** What is being asked **
Each record is to be printed again precisely as it reads.

** Figure record extracts **
*-*-*

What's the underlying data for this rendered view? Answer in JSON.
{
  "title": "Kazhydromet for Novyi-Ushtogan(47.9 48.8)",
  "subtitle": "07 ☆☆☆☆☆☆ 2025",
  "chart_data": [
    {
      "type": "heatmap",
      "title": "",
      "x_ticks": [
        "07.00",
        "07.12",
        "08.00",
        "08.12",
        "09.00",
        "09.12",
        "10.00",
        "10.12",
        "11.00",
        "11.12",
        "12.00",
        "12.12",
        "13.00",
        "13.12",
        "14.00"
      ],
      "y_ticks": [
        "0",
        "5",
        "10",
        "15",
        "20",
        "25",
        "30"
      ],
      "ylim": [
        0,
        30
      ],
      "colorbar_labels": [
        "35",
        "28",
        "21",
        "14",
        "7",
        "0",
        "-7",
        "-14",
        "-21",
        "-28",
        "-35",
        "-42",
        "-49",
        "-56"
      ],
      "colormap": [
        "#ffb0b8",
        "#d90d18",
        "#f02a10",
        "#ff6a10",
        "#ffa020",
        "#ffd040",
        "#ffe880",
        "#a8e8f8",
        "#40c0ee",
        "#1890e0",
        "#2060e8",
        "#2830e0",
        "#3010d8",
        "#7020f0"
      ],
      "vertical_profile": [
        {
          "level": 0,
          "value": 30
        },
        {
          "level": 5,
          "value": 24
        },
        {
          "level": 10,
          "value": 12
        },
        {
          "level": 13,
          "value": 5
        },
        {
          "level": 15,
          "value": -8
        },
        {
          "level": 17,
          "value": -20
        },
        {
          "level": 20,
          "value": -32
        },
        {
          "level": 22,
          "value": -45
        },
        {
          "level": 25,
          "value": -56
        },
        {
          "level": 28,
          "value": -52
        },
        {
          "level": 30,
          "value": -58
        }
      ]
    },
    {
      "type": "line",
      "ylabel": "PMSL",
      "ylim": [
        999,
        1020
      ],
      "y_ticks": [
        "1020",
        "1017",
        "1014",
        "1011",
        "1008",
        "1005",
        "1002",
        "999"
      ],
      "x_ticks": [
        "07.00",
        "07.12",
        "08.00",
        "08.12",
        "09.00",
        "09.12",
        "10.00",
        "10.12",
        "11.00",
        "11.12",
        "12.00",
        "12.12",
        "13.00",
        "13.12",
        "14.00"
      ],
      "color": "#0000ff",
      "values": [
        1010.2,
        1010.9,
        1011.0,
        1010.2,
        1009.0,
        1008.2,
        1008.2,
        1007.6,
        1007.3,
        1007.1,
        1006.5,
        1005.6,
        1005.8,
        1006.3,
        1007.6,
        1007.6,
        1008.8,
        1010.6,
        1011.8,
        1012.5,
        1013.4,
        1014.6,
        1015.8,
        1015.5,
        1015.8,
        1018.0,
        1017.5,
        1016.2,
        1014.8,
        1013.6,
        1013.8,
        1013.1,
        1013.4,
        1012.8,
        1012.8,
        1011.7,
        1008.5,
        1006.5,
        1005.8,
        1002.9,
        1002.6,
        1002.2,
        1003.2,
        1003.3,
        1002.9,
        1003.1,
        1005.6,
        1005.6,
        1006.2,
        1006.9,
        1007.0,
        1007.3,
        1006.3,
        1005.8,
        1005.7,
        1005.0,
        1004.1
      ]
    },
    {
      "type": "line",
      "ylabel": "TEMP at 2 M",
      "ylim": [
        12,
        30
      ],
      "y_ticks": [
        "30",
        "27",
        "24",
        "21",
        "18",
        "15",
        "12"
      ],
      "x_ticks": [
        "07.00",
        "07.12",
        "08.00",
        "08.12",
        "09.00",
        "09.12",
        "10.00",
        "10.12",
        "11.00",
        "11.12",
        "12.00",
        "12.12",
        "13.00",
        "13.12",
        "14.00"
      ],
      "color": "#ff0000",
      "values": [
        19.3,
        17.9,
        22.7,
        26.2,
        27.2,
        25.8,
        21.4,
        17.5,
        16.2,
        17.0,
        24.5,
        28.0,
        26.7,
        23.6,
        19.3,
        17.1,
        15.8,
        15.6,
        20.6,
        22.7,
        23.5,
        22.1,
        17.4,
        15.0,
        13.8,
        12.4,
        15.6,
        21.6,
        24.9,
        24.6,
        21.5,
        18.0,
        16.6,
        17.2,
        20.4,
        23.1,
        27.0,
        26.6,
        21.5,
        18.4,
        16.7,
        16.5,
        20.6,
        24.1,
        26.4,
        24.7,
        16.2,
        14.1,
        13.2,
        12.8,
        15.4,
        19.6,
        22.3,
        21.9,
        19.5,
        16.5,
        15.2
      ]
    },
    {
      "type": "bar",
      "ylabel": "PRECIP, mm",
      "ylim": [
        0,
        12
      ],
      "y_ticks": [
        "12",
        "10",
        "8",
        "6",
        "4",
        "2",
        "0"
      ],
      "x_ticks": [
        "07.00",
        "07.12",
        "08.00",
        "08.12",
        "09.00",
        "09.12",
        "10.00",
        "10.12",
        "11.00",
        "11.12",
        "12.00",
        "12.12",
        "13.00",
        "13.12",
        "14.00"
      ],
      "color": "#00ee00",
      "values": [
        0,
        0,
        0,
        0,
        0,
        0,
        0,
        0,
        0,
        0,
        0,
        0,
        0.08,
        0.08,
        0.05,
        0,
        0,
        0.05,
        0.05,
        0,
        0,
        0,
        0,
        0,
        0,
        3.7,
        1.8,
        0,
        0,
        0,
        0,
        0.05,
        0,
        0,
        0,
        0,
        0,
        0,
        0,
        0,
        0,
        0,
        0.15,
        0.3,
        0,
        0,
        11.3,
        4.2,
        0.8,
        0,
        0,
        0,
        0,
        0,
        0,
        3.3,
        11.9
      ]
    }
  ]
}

*-*-*

** Problem solution **
What's the underlying data for this rendered view? Answer in JSON.
{
  "title": "Kazhydromet for Novyi-Ushtogan(47.9 48.8)",
  "subtitle": "07 ☆☆☆☆☆☆ 2025",
  "chart_data": [
    {
      "type": "heatmap",
      "title": "",
      "x_ticks": [
        "07.00",
        "07.12",
        "08.00",
        "08.12",
        "09.00",
        "09.12",
        "10.00",
        "10.12",
        "11.00",
        "11.12",
        "12.00",
        "12.12",
        "13.00",
        "13.12",
        "14.00"
      ],
      "y_ticks": [
        "0",
        "5",
        "10",
        "15",
        "20",
        "25",
        "30"
      ],
      "ylim": [
        0,
        30
      ],
      "colorbar_labels": [
        "35",
        "28",
        "21",
        "14",
        "7",
        "0",
        "-7",
        "-14",
        "-21",
        "-28",
        "-35",
        "-42",
        "-49",
        "-56"
      ],
      "colormap": [
        "#ffb0b8",
        "#d90d18",
        "#f02a10",
        "#ff6a10",
        "#ffa020",
        "#ffd040",
        "#ffe880",
        "#a8e8f8",
        "#40c0ee",
        "#1890e0",
        "#2060e8",
        "#2830e0",
        "#3010d8",
        "#7020f0"
      ],
      "vertical_profile": [
        {
          "level": 0,
          "value": 30
        },
        {
          "level": 5,
          "value": 24
        },
        {
          "level": 10,
          "value": 12
        },
        {
          "level": 13,
          "value": 5
        },
        {
          "level": 15,
          "value": -8
        },
        {
          "level": 17,
          "value": -20
        },
        {
          "level": 20,
          "value": -32
        },
        {
          "level": 22,
          "value": -45
        },
        {
          "level": 25,
          "value": -56
        },
        {
          "level": 28,
          "value": -52
        },
        {
          "level": 30,
          "value": -58
        }
      ]
    },
    {
      "type": "line",
      "ylabel": "PMSL",
      "ylim": [
        999,
        1020
      ],
      "y_ticks": [
        "1020",
        "1017",
        "1014",
        "1011",
        "1008",
        "1005",
        "1002",
        "999"
      ],
      "x_ticks": [
        "07.00",
        "07.12",
        "08.00",
        "08.12",
        "09.00",
        "09.12",
        "10.00",
        "10.12",
        "11.00",
        "11.12",
        "12.00",
        "12.12",
        "13.00",
        "13.12",
        "14.00"
      ],
      "color": "#0000ff",
      "values": [
        1010.2,
        1010.9,
        1011.0,
        1010.2,
        1009.0,
        1008.2,
        1008.2,
        1007.6,
        1007.3,
        1007.1,
        1006.5,
        1005.6,
        1005.8,
        1006.3,
        1007.6,
        1007.6,
        1008.8,
        1010.6,
        1011.8,
        1012.5,
        1013.4,
        1014.6,
        1015.8,
        1015.5,
        1015.8,
        1018.0,
        1017.5,
        1016.2,
        1014.8,
        1013.6,
        1013.8,
        1013.1,
        1013.4,
        1012.8,
        1012.8,
        1011.7,
        1008.5,
        1006.5,
        1005.8,
        1002.9,
        1002.6,
        1002.2,
        1003.2,
        1003.3,
        1002.9,
        1003.1,
        1005.6,
        1005.6,
        1006.2,
        1006.9,
        1007.0,
        1007.3,
        1006.3,
        1005.8,
        1005.7,
        1005.0,
        1004.1
      ]
    },
    {
      "type": "line",
      "ylabel": "TEMP at 2 M",
      "ylim": [
        12,
        30
      ],
      "y_ticks": [
        "30",
        "27",
        "24",
        "21",
        "18",
        "15",
        "12"
      ],
      "x_ticks": [
        "07.00",
        "07.12",
        "08.00",
        "08.12",
        "09.00",
        "09.12",
        "10.00",
        "10.12",
        "11.00",
        "11.12",
        "12.00",
        "12.12",
        "13.00",
        "13.12",
        "14.00"
      ],
      "color": "#ff0000",
      "values": [
        19.3,
        17.9,
        22.7,
        26.2,
        27.2,
        25.8,
        21.4,
        17.5,
        16.2,
        17.0,
        24.5,
        28.0,
        26.7,
        23.6,
        19.3,
        17.1,
        15.8,
        15.6,
        20.6,
        22.7,
        23.5,
        22.1,
        17.4,
        15.0,
        13.8,
        12.4,
        15.6,
        21.6,
        24.9,
        24.6,
        21.5,
        18.0,
        16.6,
        17.2,
        20.4,
        23.1,
        27.0,
        26.6,
        21.5,
        18.4,
        16.7,
        16.5,
        20.6,
        24.1,
        26.4,
        24.7,
        16.2,
        14.1,
        13.2,
        12.8,
        15.4,
        19.6,
        22.3,
        21.9,
        19.5,
        16.5,
        15.2
      ]
    },
    {
      "type": "bar",
      "ylabel": "PRECIP, mm",
      "ylim": [
        0,
        12
      ],
      "y_ticks": [
        "12",
        "10",
        "8",
        "6",
        "4",
        "2",
        "0"
      ],
      "x_ticks": [
        "07.00",
        "07.12",
        "08.00",
        "08.12",
        "09.00",
        "09.12",
        "10.00",
        "10.12",
        "11.00",
        "11.12",
        "12.00",
        "12.12",
        "13.00",
        "13.12",
        "14.00"
      ],
      "color": "#00ee00",
      "values": [
        0,
        0,
        0,
        0,
        0,
        0,
        0,
        0,
        0,
        0,
        0,
        0,
        0.08,
        0.08,
        0.05,
        0,
        0,
        0.05,
        0.05,
        0,
        0,
        0,
        0,
        0,
        0,
        3.7,
        1.8,
        0,
        0,
        0,
        0,
        0.05,
        0,
        0,
        0,
        0,
        0,
        0,
        0,
        0,
        0,
        0,
        0.15,
        0.3,
        0,
        0,
        11.3,
        4.2,
        0.8,
        0,
        0,
        0,
        0,
        0,
        0,
        3.3,
        11.9
      ]
    }
  ]
}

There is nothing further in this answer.